[The problem] In the copy, include every entry exactly but none of the pictures.

[Excerpted data]
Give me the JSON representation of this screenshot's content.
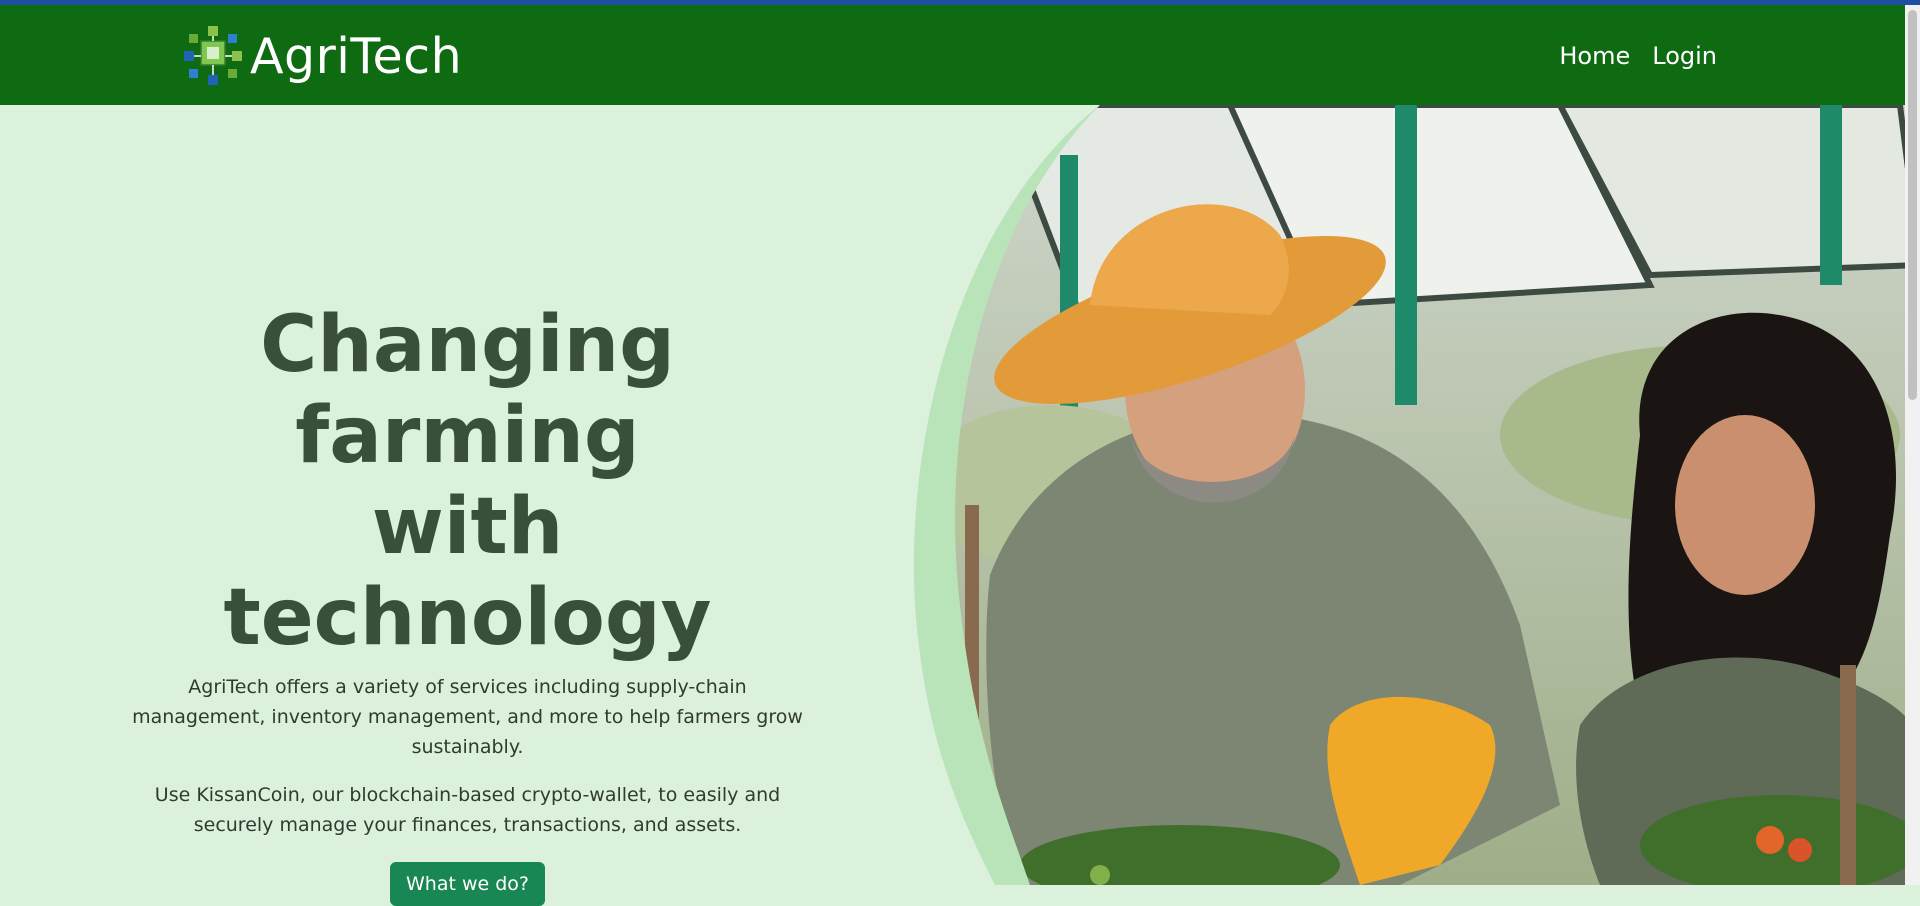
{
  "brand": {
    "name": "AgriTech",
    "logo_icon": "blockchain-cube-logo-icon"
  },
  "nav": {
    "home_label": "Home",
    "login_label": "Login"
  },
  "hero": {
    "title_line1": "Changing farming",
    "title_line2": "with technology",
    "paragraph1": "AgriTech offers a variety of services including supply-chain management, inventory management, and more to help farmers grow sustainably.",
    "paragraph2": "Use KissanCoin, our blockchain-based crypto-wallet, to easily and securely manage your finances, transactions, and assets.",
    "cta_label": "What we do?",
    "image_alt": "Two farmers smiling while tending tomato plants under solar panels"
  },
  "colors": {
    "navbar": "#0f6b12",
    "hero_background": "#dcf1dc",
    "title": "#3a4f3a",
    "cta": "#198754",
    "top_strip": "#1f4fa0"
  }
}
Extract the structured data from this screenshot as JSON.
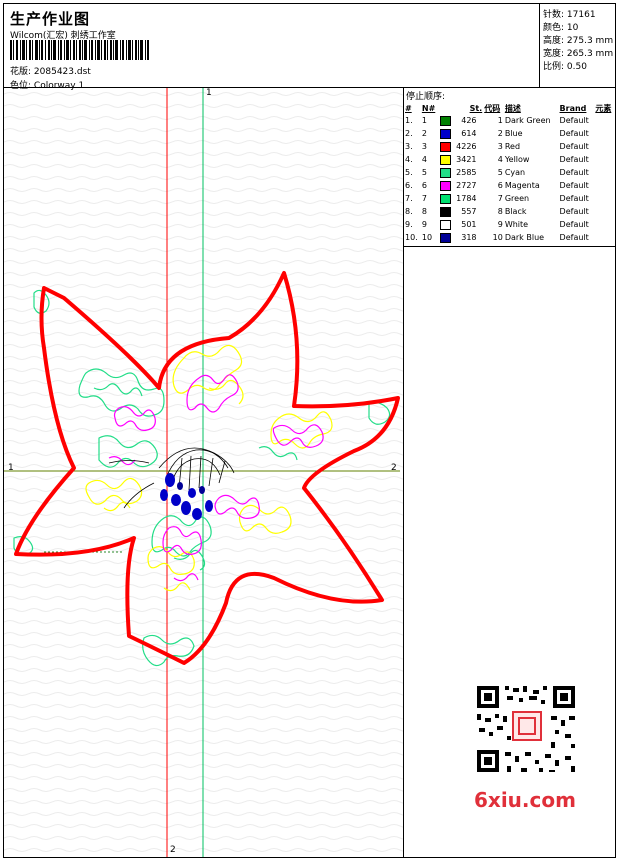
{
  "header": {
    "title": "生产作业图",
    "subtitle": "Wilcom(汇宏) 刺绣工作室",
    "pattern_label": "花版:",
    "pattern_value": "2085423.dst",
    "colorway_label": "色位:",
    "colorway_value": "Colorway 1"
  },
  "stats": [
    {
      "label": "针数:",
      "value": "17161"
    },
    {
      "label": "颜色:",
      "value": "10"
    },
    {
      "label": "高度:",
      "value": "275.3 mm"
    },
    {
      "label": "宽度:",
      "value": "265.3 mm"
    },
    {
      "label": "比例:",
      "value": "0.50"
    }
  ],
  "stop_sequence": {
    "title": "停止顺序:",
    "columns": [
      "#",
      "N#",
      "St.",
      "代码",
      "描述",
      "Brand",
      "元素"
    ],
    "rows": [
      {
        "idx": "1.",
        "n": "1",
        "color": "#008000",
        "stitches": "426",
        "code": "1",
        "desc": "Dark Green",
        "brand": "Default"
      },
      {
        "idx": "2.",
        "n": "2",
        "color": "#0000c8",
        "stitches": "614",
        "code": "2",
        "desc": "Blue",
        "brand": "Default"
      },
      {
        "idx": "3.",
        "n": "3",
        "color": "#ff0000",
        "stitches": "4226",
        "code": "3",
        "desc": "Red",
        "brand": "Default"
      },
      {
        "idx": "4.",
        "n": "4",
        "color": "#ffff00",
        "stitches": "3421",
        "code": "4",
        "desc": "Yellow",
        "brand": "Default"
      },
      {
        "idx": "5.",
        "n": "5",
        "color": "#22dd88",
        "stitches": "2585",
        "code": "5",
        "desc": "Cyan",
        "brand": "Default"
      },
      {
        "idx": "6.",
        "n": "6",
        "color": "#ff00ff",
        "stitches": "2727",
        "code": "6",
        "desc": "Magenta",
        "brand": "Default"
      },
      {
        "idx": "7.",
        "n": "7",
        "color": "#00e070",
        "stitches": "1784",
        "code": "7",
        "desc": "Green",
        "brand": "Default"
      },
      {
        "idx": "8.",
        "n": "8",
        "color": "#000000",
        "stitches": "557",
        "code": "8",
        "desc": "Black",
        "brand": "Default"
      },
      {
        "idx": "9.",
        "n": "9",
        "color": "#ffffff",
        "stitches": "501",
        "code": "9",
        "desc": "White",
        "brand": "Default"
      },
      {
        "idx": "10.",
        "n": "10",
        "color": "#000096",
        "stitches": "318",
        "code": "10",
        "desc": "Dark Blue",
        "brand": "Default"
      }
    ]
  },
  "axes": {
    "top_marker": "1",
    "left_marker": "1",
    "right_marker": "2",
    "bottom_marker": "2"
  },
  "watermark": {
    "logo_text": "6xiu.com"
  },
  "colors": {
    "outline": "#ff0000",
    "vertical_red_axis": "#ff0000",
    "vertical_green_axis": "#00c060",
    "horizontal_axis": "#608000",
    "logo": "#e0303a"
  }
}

[Finished answer]
Give me the JSON representation of this screenshot's content.
{
  "brand": {
    "name": "AgriTech",
    "logo_icon": "blockchain-cube-logo-icon"
  },
  "nav": {
    "home_label": "Home",
    "login_label": "Login"
  },
  "hero": {
    "title_line1": "Changing farming",
    "title_line2": "with technology",
    "paragraph1": "AgriTech offers a variety of services including supply-chain management, inventory management, and more to help farmers grow sustainably.",
    "paragraph2": "Use KissanCoin, our blockchain-based crypto-wallet, to easily and securely manage your finances, transactions, and assets.",
    "cta_label": "What we do?",
    "image_alt": "Two farmers smiling while tending tomato plants under solar panels"
  },
  "colors": {
    "navbar": "#0f6b12",
    "hero_background": "#dcf1dc",
    "title": "#3a4f3a",
    "cta": "#198754",
    "top_strip": "#1f4fa0"
  }
}
Extract the structured data from this screenshot as JSON.
{
  "header": {
    "title": "生产作业图",
    "subtitle": "Wilcom(汇宏) 刺绣工作室",
    "pattern_label": "花版:",
    "pattern_value": "2085423.dst",
    "colorway_label": "色位:",
    "colorway_value": "Colorway 1"
  },
  "stats": [
    {
      "label": "针数:",
      "value": "17161"
    },
    {
      "label": "颜色:",
      "value": "10"
    },
    {
      "label": "高度:",
      "value": "275.3 mm"
    },
    {
      "label": "宽度:",
      "value": "265.3 mm"
    },
    {
      "label": "比例:",
      "value": "0.50"
    }
  ],
  "stop_sequence": {
    "title": "停止顺序:",
    "columns": [
      "#",
      "N#",
      "St.",
      "代码",
      "描述",
      "Brand",
      "元素"
    ],
    "rows": [
      {
        "idx": "1.",
        "n": "1",
        "color": "#008000",
        "stitches": "426",
        "code": "1",
        "desc": "Dark Green",
        "brand": "Default"
      },
      {
        "idx": "2.",
        "n": "2",
        "color": "#0000c8",
        "stitches": "614",
        "code": "2",
        "desc": "Blue",
        "brand": "Default"
      },
      {
        "idx": "3.",
        "n": "3",
        "color": "#ff0000",
        "stitches": "4226",
        "code": "3",
        "desc": "Red",
        "brand": "Default"
      },
      {
        "idx": "4.",
        "n": "4",
        "color": "#ffff00",
        "stitches": "3421",
        "code": "4",
        "desc": "Yellow",
        "brand": "Default"
      },
      {
        "idx": "5.",
        "n": "5",
        "color": "#22dd88",
        "stitches": "2585",
        "code": "5",
        "desc": "Cyan",
        "brand": "Default"
      },
      {
        "idx": "6.",
        "n": "6",
        "color": "#ff00ff",
        "stitches": "2727",
        "code": "6",
        "desc": "Magenta",
        "brand": "Default"
      },
      {
        "idx": "7.",
        "n": "7",
        "color": "#00e070",
        "stitches": "1784",
        "code": "7",
        "desc": "Green",
        "brand": "Default"
      },
      {
        "idx": "8.",
        "n": "8",
        "color": "#000000",
        "stitches": "557",
        "code": "8",
        "desc": "Black",
        "brand": "Default"
      },
      {
        "idx": "9.",
        "n": "9",
        "color": "#ffffff",
        "stitches": "501",
        "code": "9",
        "desc": "White",
        "brand": "Default"
      },
      {
        "idx": "10.",
        "n": "10",
        "color": "#000096",
        "stitches": "318",
        "code": "10",
        "desc": "Dark Blue",
        "brand": "Default"
      }
    ]
  },
  "axes": {
    "top_marker": "1",
    "left_marker": "1",
    "right_marker": "2",
    "bottom_marker": "2"
  },
  "watermark": {
    "logo_text": "6xiu.com"
  },
  "colors": {
    "outline": "#ff0000",
    "vertical_red_axis": "#ff0000",
    "vertical_green_axis": "#00c060",
    "horizontal_axis": "#608000",
    "logo": "#e0303a"
  }
}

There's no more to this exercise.